_What the task requires_: Exactly repeat all the records below, omitting the images they hold.

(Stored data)
★ ★ ★

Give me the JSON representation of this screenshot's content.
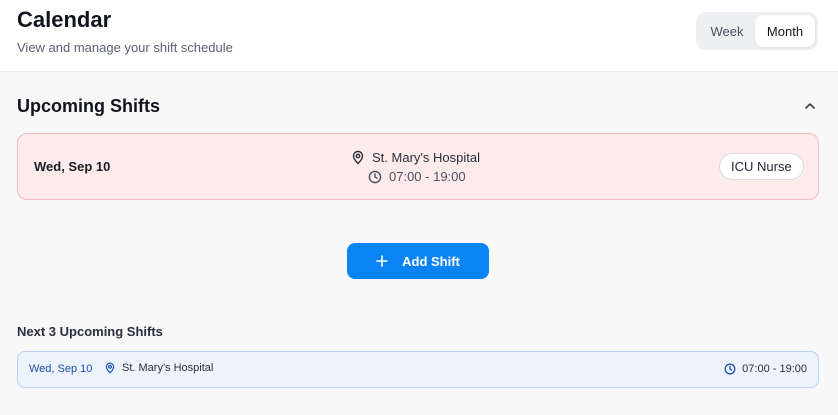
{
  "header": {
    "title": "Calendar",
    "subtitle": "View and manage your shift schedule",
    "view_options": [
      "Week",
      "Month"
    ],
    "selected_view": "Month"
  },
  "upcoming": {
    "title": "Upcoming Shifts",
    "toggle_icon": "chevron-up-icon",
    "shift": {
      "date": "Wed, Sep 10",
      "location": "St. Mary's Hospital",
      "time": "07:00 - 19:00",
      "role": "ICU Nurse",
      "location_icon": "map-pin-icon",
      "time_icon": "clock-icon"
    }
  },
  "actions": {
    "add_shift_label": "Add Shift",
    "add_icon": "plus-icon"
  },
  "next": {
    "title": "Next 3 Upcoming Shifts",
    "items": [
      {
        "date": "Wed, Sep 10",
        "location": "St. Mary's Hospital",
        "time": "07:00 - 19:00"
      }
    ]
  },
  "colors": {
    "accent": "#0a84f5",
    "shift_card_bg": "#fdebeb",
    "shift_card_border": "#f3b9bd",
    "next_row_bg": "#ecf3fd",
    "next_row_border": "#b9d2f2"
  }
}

★ ★ ★

_Task solution_:
Give me the JSON representation of this screenshot's content.
{
  "header": {
    "title": "Calendar",
    "subtitle": "View and manage your shift schedule",
    "view_options": [
      "Week",
      "Month"
    ],
    "selected_view": "Month"
  },
  "upcoming": {
    "title": "Upcoming Shifts",
    "toggle_icon": "chevron-up-icon",
    "shift": {
      "date": "Wed, Sep 10",
      "location": "St. Mary's Hospital",
      "time": "07:00 - 19:00",
      "role": "ICU Nurse",
      "location_icon": "map-pin-icon",
      "time_icon": "clock-icon"
    }
  },
  "actions": {
    "add_shift_label": "Add Shift",
    "add_icon": "plus-icon"
  },
  "next": {
    "title": "Next 3 Upcoming Shifts",
    "items": [
      {
        "date": "Wed, Sep 10",
        "location": "St. Mary's Hospital",
        "time": "07:00 - 19:00"
      }
    ]
  },
  "colors": {
    "accent": "#0a84f5",
    "shift_card_bg": "#fdebeb",
    "shift_card_border": "#f3b9bd",
    "next_row_bg": "#ecf3fd",
    "next_row_border": "#b9d2f2"
  }
}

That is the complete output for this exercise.